# AVAILABLE RECORDS start

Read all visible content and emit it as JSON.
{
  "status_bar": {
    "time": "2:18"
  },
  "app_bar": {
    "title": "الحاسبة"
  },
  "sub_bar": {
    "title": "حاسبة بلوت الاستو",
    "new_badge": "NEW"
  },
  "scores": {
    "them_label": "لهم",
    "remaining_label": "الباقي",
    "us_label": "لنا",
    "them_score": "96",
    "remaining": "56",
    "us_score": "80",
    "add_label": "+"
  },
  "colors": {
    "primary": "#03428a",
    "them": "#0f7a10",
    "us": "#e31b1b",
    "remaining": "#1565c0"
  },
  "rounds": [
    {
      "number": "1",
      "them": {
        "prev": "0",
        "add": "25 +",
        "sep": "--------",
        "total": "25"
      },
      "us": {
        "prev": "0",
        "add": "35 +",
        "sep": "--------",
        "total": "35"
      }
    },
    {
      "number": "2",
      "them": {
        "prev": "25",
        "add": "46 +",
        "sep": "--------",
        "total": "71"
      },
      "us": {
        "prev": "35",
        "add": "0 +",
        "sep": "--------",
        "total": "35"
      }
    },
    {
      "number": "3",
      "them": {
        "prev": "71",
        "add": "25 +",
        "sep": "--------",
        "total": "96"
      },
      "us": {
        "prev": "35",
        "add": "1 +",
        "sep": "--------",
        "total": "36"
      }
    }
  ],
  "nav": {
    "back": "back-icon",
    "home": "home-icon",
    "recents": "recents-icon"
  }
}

# AVAILABLE RECORDS end

WHAT TO PRODUCE –
Your task is to gather every line with the word "title" and copy it.

ANSWER TO THE PROBLEM –
    "title": "الحاسبة"
    "title": "حاسبة بلوت الاستو",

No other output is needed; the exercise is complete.